## Begin Data section
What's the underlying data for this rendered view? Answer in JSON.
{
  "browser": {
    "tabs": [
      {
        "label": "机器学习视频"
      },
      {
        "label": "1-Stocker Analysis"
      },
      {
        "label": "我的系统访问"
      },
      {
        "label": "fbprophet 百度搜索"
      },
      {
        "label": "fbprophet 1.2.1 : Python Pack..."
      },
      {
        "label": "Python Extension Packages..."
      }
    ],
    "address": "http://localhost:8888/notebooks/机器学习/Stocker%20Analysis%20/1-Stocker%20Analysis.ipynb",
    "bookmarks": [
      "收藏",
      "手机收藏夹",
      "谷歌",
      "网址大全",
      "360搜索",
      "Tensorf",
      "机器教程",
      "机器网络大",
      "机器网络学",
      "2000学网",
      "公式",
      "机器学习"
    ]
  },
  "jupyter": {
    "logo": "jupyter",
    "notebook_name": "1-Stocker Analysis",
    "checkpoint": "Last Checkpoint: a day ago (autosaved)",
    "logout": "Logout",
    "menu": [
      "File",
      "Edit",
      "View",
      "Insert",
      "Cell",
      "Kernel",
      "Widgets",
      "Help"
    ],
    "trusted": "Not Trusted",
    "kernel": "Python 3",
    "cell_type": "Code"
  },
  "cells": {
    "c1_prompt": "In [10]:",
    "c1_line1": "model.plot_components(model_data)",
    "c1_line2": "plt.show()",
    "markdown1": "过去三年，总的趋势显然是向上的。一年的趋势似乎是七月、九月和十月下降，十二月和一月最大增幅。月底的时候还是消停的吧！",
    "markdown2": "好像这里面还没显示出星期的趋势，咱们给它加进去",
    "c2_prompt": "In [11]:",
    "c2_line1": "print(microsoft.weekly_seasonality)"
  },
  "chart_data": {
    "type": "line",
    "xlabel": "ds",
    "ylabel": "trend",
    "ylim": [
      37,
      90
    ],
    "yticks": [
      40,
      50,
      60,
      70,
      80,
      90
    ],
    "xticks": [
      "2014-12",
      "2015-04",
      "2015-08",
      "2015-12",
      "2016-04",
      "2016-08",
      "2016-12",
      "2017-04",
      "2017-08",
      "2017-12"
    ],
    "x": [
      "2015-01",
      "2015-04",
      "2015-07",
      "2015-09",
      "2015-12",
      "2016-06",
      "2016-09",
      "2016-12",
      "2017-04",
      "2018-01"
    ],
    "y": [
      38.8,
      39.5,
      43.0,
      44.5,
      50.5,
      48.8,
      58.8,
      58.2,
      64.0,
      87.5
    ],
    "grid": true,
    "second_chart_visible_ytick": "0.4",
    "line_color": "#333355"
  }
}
## End Data section
● **Problem**
Show every line in the entries where the string "Python" occurs.

● **Correct result**
        "label": "fbprophet 1.2.1 : Python Pack..."
        "label": "Python Extension Packages..."
    "kernel": "Python 3",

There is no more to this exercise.